== Written request ==
Single out each line with the word "type" and copy it.

Data records:
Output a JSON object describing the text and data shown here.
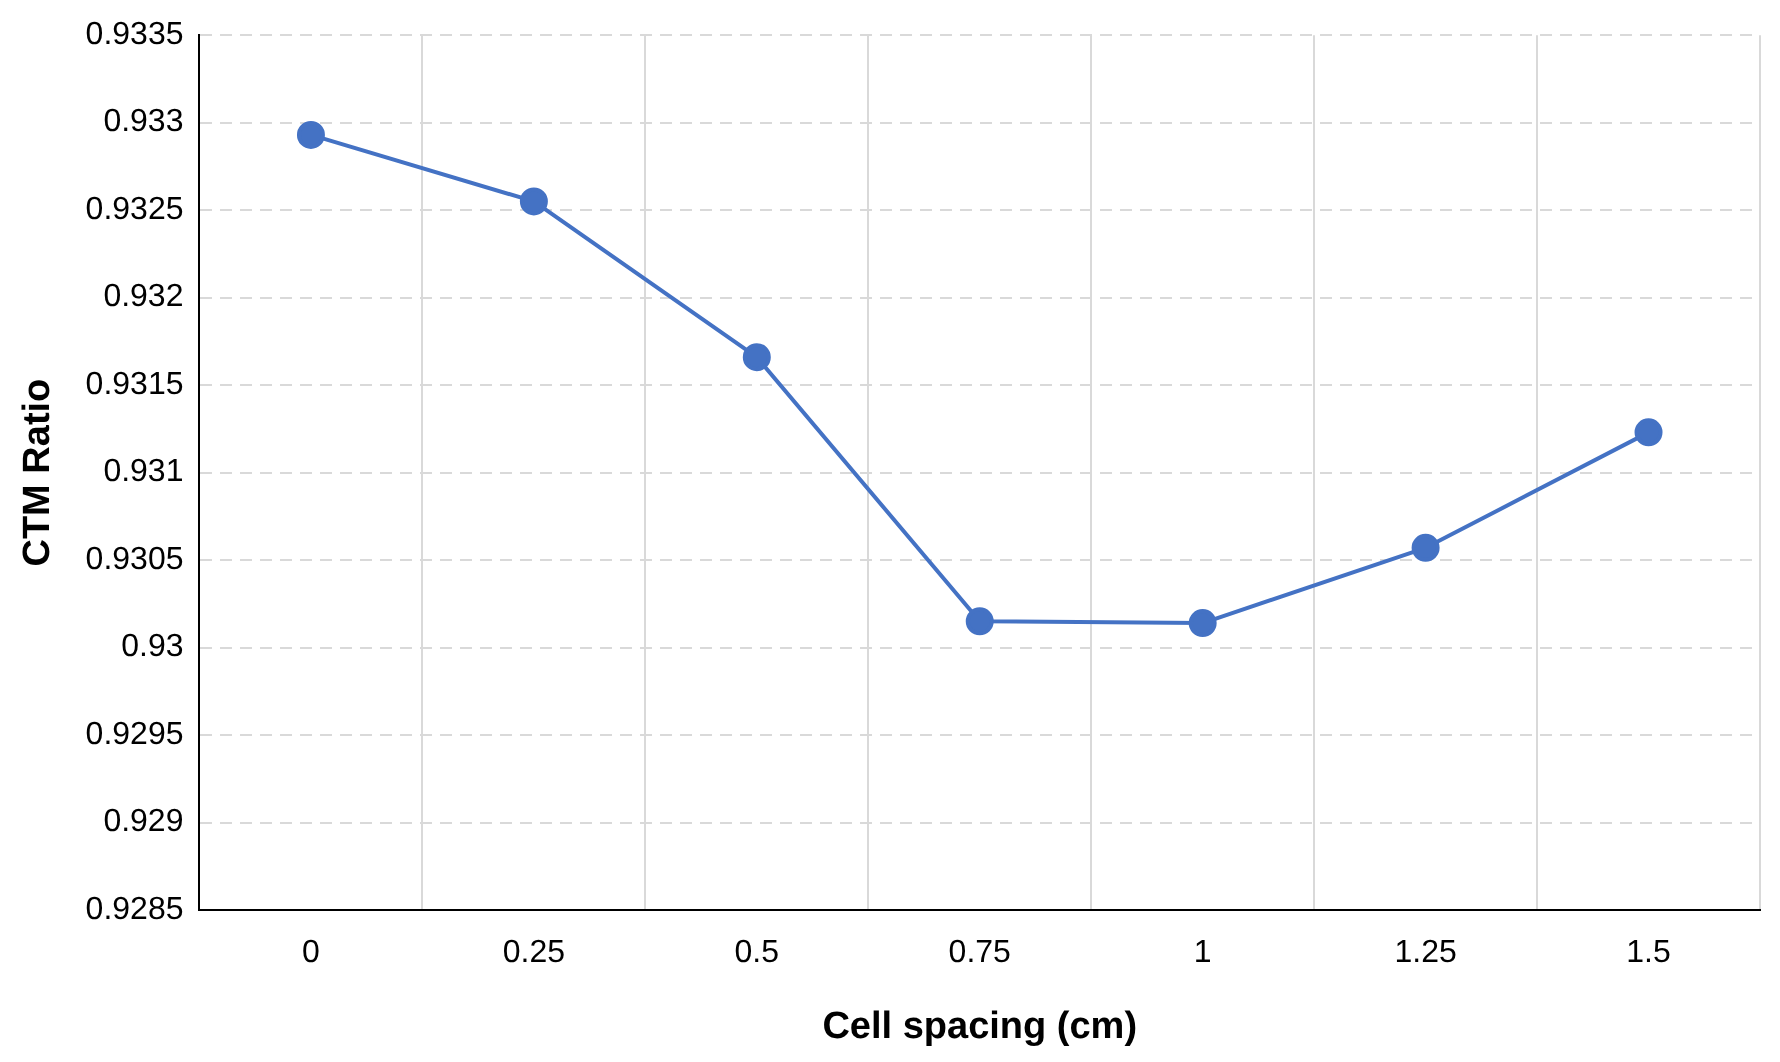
{
  "chart_data": {
    "type": "line",
    "xlabel": "Cell spacing (cm)",
    "ylabel": "CTM Ratio",
    "categories": [
      "0",
      "0.25",
      "0.5",
      "0.75",
      "1",
      "1.25",
      "1.5"
    ],
    "series": [
      {
        "color": "#4472c4",
        "values": [
          0.93293,
          0.93255,
          0.93166,
          0.93015,
          0.93014,
          0.93057,
          0.93123
        ]
      }
    ],
    "ylim": [
      0.9285,
      0.9335
    ],
    "yticks": [
      0.9285,
      0.929,
      0.9295,
      0.93,
      0.9305,
      0.931,
      0.9315,
      0.932,
      0.9325,
      0.933,
      0.9335
    ],
    "grid": true,
    "legend": false,
    "marker": "circle",
    "line_style": "solid"
  }
}
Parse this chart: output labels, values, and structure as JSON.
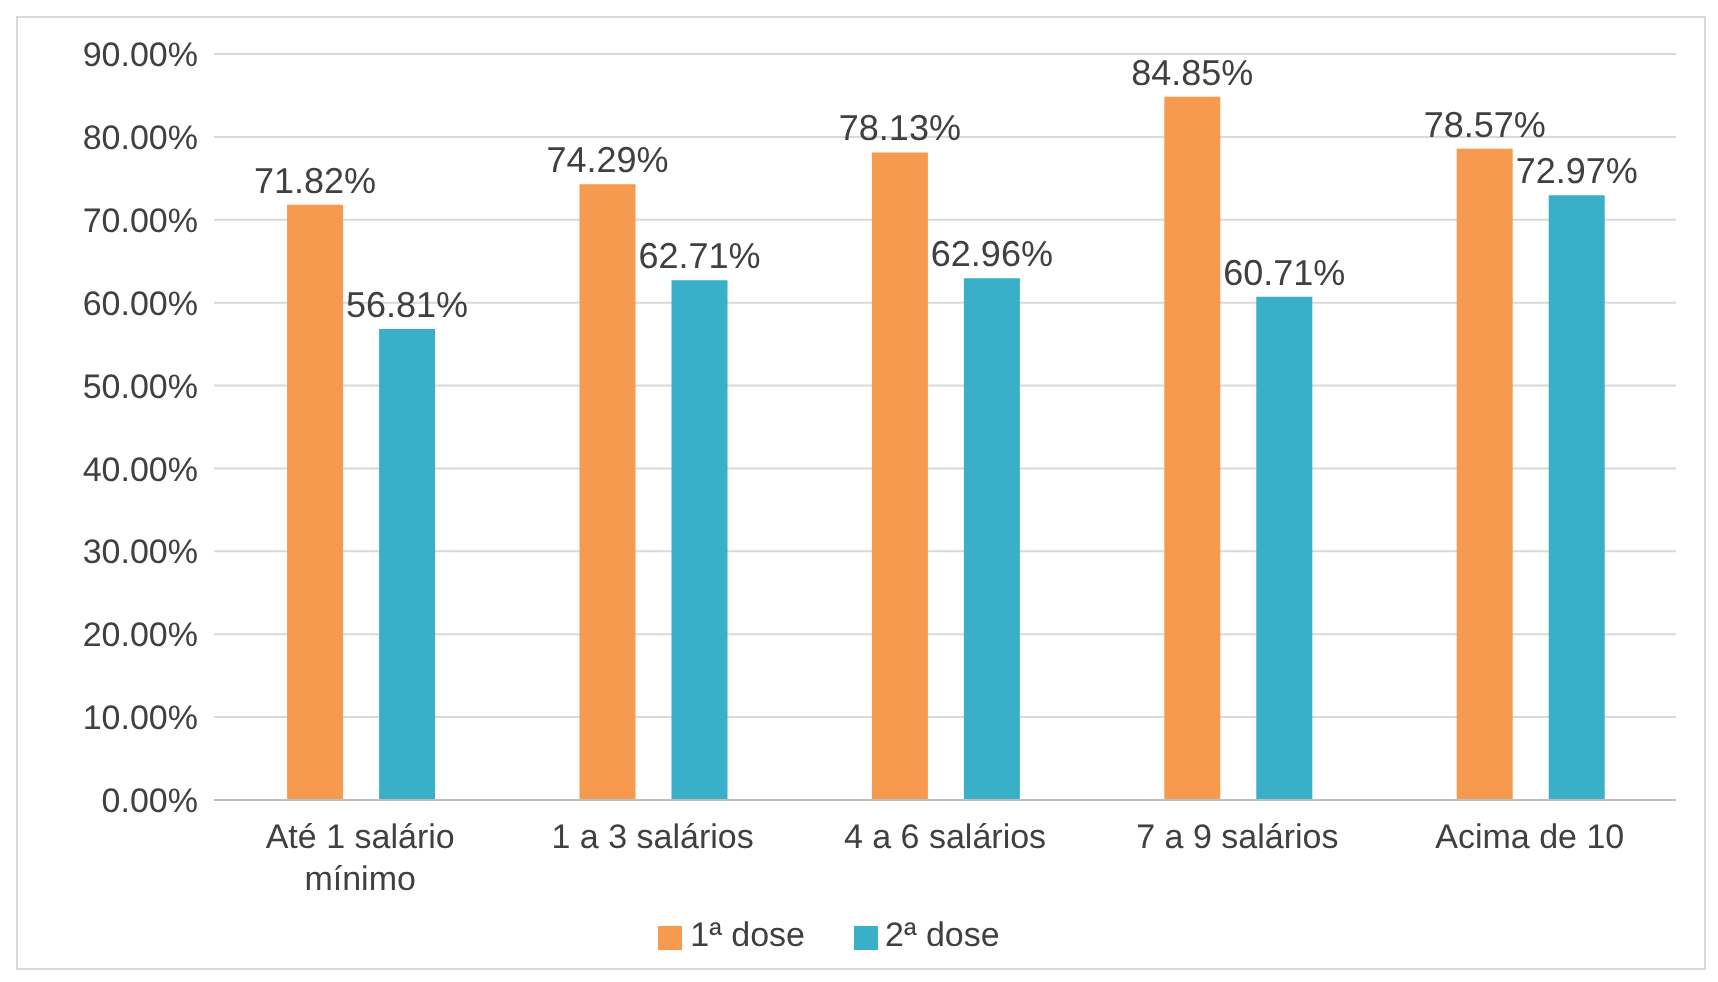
{
  "chart_data": {
    "type": "bar",
    "categories": [
      "Até 1 salário mínimo",
      "1 a 3 salários",
      "4 a 6 salários",
      "7 a 9 salários",
      "Acima de 10"
    ],
    "series": [
      {
        "name": "1ª dose",
        "color": "#f59a4e",
        "values": [
          71.82,
          74.29,
          78.13,
          84.85,
          78.57
        ],
        "value_labels": [
          "71.82%",
          "74.29%",
          "78.13%",
          "84.85%",
          "78.57%"
        ]
      },
      {
        "name": "2ª dose",
        "color": "#3aafc8",
        "values": [
          56.81,
          62.71,
          62.96,
          60.71,
          72.97
        ],
        "value_labels": [
          "56.81%",
          "62.71%",
          "62.96%",
          "60.71%",
          "72.97%"
        ]
      }
    ],
    "ylim": [
      0,
      90
    ],
    "yticks": [
      {
        "value": 0,
        "label": "0.00%"
      },
      {
        "value": 10,
        "label": "10.00%"
      },
      {
        "value": 20,
        "label": "20.00%"
      },
      {
        "value": 30,
        "label": "30.00%"
      },
      {
        "value": 40,
        "label": "40.00%"
      },
      {
        "value": 50,
        "label": "50.00%"
      },
      {
        "value": 60,
        "label": "60.00%"
      },
      {
        "value": 70,
        "label": "70.00%"
      },
      {
        "value": 80,
        "label": "80.00%"
      },
      {
        "value": 90,
        "label": "90.00%"
      }
    ],
    "grid": "y",
    "legend": "bottom"
  }
}
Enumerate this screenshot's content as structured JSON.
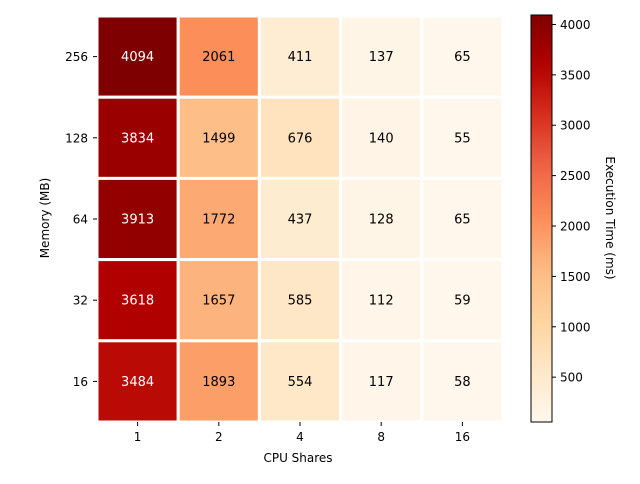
{
  "chart_data": {
    "type": "heatmap",
    "xlabel": "CPU Shares",
    "ylabel": "Memory (MB)",
    "x_categories": [
      "1",
      "2",
      "4",
      "8",
      "16"
    ],
    "y_categories": [
      "256",
      "128",
      "64",
      "32",
      "16"
    ],
    "values": [
      [
        4094,
        2061,
        411,
        137,
        65
      ],
      [
        3834,
        1499,
        676,
        140,
        55
      ],
      [
        3913,
        1772,
        437,
        128,
        65
      ],
      [
        3618,
        1657,
        585,
        112,
        59
      ],
      [
        3484,
        1893,
        554,
        117,
        58
      ]
    ],
    "colorbar": {
      "label": "Execution Time (ms)",
      "range": [
        55,
        4094
      ],
      "ticks": [
        500,
        1000,
        1500,
        2000,
        2500,
        3000,
        3500,
        4000
      ],
      "colormap": "OrRd",
      "low_color": "#fff7ec",
      "high_color": "#7f0000"
    },
    "annotation_colors": {
      "dark_text": "#000000",
      "light_text": "#ffffff"
    }
  }
}
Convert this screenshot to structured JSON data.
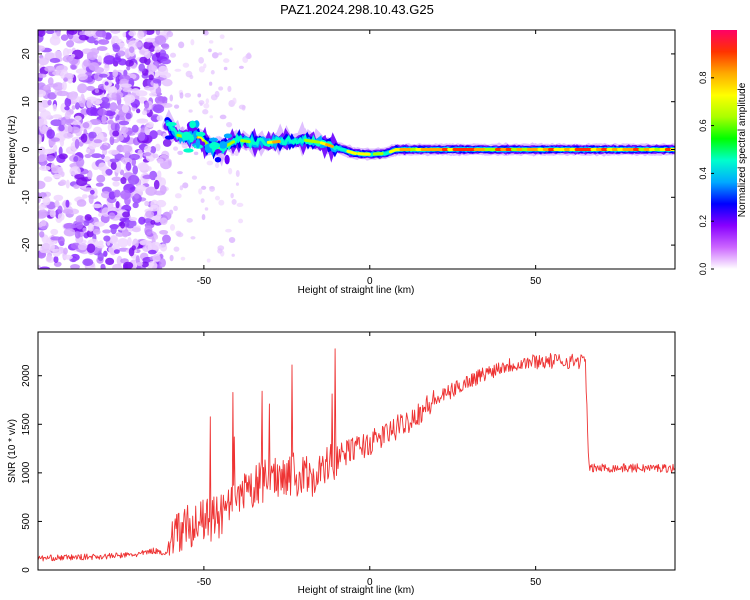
{
  "title": "PAZ1.2024.298.10.43.G25",
  "chart_data": [
    {
      "type": "heatmap",
      "xlabel": "Height of straight line (km)",
      "ylabel": "Frequency (Hz)",
      "xlim": [
        -100,
        92
      ],
      "ylim": [
        -25,
        25
      ],
      "x_ticks": [
        -50,
        0,
        50
      ],
      "y_ticks": [
        -20,
        -10,
        0,
        10,
        20
      ],
      "colorbar": {
        "label": "Normalized spectral amplitude",
        "range": [
          0,
          1
        ],
        "ticks": [
          "0.0",
          "0.2",
          "0.4",
          "0.6",
          "0.8"
        ],
        "colormap": [
          "#ffffff",
          "#cc66ff",
          "#8800ff",
          "#0000ff",
          "#00aaff",
          "#00ffcc",
          "#00ff00",
          "#aaff00",
          "#ffff00",
          "#ffaa00",
          "#ff3300",
          "#ff0066"
        ]
      },
      "ridge": [
        {
          "x": -61,
          "y": 5.5
        },
        {
          "x": -58,
          "y": 3
        },
        {
          "x": -55,
          "y": 2.5
        },
        {
          "x": -52,
          "y": 3
        },
        {
          "x": -48,
          "y": 0.5
        },
        {
          "x": -44,
          "y": 0.5
        },
        {
          "x": -40,
          "y": 2
        },
        {
          "x": -35,
          "y": 1.5
        },
        {
          "x": -30,
          "y": 1.5
        },
        {
          "x": -25,
          "y": 1.8
        },
        {
          "x": -20,
          "y": 2
        },
        {
          "x": -15,
          "y": 1.5
        },
        {
          "x": -12,
          "y": 0.8
        },
        {
          "x": -8,
          "y": 0
        },
        {
          "x": -5,
          "y": -0.8
        },
        {
          "x": 0,
          "y": -1
        },
        {
          "x": 5,
          "y": -0.8
        },
        {
          "x": 8,
          "y": 0
        },
        {
          "x": 20,
          "y": 0
        },
        {
          "x": 40,
          "y": 0
        },
        {
          "x": 60,
          "y": 0
        },
        {
          "x": 80,
          "y": 0
        },
        {
          "x": 92,
          "y": 0
        }
      ]
    },
    {
      "type": "line",
      "xlabel": "Height of straight line (km)",
      "ylabel": "SNR (10 * v/v)",
      "xlim": [
        -100,
        92
      ],
      "ylim": [
        0,
        2450
      ],
      "x_ticks": [
        -50,
        0,
        50
      ],
      "y_ticks": [
        0,
        500,
        1000,
        1500,
        2000
      ],
      "series": [
        {
          "color": "#ee3333",
          "x": [
            -100,
            -90,
            -80,
            -70,
            -65,
            -61,
            -60,
            -55,
            -50,
            -45,
            -40,
            -35,
            -30,
            -25,
            -20,
            -15,
            -10,
            -5,
            0,
            10,
            20,
            30,
            40,
            50,
            60,
            65,
            66,
            70,
            80,
            92
          ],
          "y": [
            120,
            130,
            140,
            160,
            200,
            170,
            350,
            450,
            500,
            550,
            700,
            850,
            950,
            1000,
            950,
            1000,
            1150,
            1250,
            1300,
            1500,
            1750,
            1950,
            2100,
            2150,
            2150,
            2150,
            1050,
            1050,
            1050,
            1050
          ]
        }
      ]
    }
  ]
}
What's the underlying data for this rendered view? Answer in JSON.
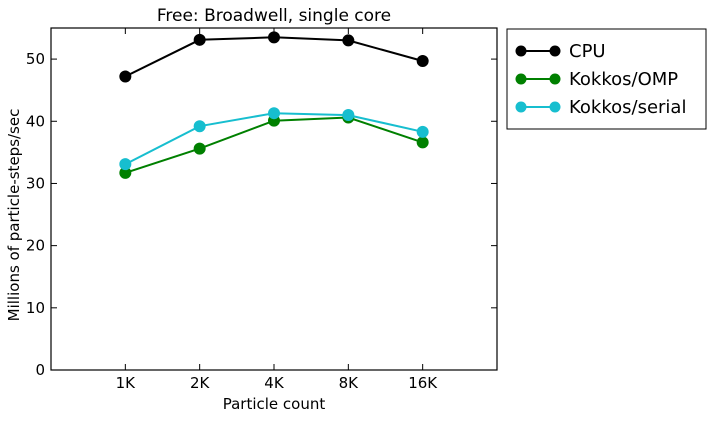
{
  "chart_data": {
    "type": "line",
    "title": "Free: Broadwell, single core",
    "xlabel": "Particle count",
    "ylabel": "Millions of particle-steps/sec",
    "categories": [
      "1K",
      "2K",
      "4K",
      "8K",
      "16K"
    ],
    "ylim": [
      0,
      55
    ],
    "yticks": [
      0,
      10,
      20,
      30,
      40,
      50
    ],
    "grid": false,
    "legend_position": "outside-right",
    "series": [
      {
        "name": "CPU",
        "color": "#000000",
        "values": [
          47.2,
          53.1,
          53.5,
          53.0,
          49.7
        ]
      },
      {
        "name": "Kokkos/OMP",
        "color": "#008000",
        "values": [
          31.7,
          35.6,
          40.1,
          40.6,
          36.6
        ]
      },
      {
        "name": "Kokkos/serial",
        "color": "#17becf",
        "values": [
          33.1,
          39.2,
          41.3,
          41.0,
          38.3
        ]
      }
    ]
  }
}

== The response ==
    "type": "line",
    "type": "bar",
    "type": "heatmap",
      "type": "heatmap",
      "type": "line",
    "type": "line",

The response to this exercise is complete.